From the entries that follow, list every line in which the string "Register" appears.

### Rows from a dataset

------------

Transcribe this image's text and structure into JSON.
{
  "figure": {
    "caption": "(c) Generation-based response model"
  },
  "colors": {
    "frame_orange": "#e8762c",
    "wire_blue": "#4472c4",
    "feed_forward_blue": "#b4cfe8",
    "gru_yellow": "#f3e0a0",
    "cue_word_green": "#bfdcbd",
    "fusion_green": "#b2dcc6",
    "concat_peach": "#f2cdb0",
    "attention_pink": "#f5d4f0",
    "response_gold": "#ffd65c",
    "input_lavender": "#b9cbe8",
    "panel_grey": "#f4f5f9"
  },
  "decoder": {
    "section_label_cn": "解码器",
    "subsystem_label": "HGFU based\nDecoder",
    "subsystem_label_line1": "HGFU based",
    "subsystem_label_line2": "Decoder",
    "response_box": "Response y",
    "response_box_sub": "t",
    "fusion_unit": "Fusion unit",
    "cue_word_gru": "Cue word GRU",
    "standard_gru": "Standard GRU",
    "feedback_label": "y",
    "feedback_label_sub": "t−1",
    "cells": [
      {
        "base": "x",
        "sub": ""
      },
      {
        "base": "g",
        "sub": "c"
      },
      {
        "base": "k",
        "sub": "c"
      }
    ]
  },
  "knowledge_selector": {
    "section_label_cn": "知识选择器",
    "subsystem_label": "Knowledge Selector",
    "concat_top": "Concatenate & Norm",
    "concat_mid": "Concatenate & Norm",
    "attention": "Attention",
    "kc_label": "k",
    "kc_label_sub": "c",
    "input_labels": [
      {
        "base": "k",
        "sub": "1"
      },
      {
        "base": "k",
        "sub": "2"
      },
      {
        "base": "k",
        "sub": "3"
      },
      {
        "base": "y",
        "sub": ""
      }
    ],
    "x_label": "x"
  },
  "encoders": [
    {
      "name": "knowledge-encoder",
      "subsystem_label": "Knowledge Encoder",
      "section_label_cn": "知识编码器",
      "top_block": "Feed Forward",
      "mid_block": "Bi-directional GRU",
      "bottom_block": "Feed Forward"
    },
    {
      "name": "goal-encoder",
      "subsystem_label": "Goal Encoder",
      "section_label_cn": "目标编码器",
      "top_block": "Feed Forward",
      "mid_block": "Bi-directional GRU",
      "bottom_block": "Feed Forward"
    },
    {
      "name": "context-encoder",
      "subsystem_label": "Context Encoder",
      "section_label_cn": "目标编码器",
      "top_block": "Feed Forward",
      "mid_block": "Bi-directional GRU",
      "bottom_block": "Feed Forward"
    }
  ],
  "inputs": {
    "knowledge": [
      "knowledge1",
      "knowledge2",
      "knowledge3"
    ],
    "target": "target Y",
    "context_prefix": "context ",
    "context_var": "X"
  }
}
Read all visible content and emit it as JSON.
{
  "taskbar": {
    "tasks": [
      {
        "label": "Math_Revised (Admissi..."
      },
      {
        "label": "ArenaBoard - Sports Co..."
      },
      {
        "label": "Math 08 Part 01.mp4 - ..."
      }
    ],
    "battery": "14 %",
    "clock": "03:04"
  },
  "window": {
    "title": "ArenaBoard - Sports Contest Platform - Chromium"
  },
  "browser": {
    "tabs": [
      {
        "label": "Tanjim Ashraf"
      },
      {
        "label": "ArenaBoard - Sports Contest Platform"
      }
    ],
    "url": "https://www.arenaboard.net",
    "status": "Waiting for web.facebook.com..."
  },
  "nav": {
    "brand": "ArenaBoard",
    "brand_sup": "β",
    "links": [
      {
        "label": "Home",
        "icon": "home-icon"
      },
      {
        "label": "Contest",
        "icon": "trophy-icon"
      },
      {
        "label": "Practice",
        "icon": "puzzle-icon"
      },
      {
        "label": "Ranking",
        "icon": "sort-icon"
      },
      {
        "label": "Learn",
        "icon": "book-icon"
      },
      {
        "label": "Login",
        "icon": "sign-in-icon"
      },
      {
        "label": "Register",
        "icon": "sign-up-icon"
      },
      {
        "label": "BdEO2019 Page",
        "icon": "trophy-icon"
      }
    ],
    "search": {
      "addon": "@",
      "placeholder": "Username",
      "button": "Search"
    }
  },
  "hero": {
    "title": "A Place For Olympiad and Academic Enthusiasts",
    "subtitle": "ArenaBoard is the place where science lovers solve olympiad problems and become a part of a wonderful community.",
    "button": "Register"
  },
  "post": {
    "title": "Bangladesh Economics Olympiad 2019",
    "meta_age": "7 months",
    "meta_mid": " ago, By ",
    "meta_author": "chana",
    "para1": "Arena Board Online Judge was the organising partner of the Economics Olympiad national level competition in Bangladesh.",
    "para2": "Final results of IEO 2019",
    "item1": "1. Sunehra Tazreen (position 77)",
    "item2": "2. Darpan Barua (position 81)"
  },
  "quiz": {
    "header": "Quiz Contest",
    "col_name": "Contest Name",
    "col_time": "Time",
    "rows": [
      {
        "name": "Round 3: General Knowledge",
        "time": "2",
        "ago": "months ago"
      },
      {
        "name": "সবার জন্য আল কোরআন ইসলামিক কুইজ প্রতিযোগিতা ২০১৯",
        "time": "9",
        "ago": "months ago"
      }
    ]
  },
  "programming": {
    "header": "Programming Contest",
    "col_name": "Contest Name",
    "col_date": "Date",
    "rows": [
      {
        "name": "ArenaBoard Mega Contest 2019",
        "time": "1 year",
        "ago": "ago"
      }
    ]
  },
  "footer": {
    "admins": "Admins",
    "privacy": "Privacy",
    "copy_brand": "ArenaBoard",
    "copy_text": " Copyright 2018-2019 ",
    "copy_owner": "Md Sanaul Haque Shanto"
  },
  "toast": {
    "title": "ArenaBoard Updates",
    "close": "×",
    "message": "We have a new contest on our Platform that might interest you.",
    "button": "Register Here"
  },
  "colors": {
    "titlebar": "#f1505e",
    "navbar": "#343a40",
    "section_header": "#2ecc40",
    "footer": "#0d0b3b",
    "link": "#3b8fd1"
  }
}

------------

### Solved exercise
        "label": "Register",
    "button": "Register"
    "button": "Register Here"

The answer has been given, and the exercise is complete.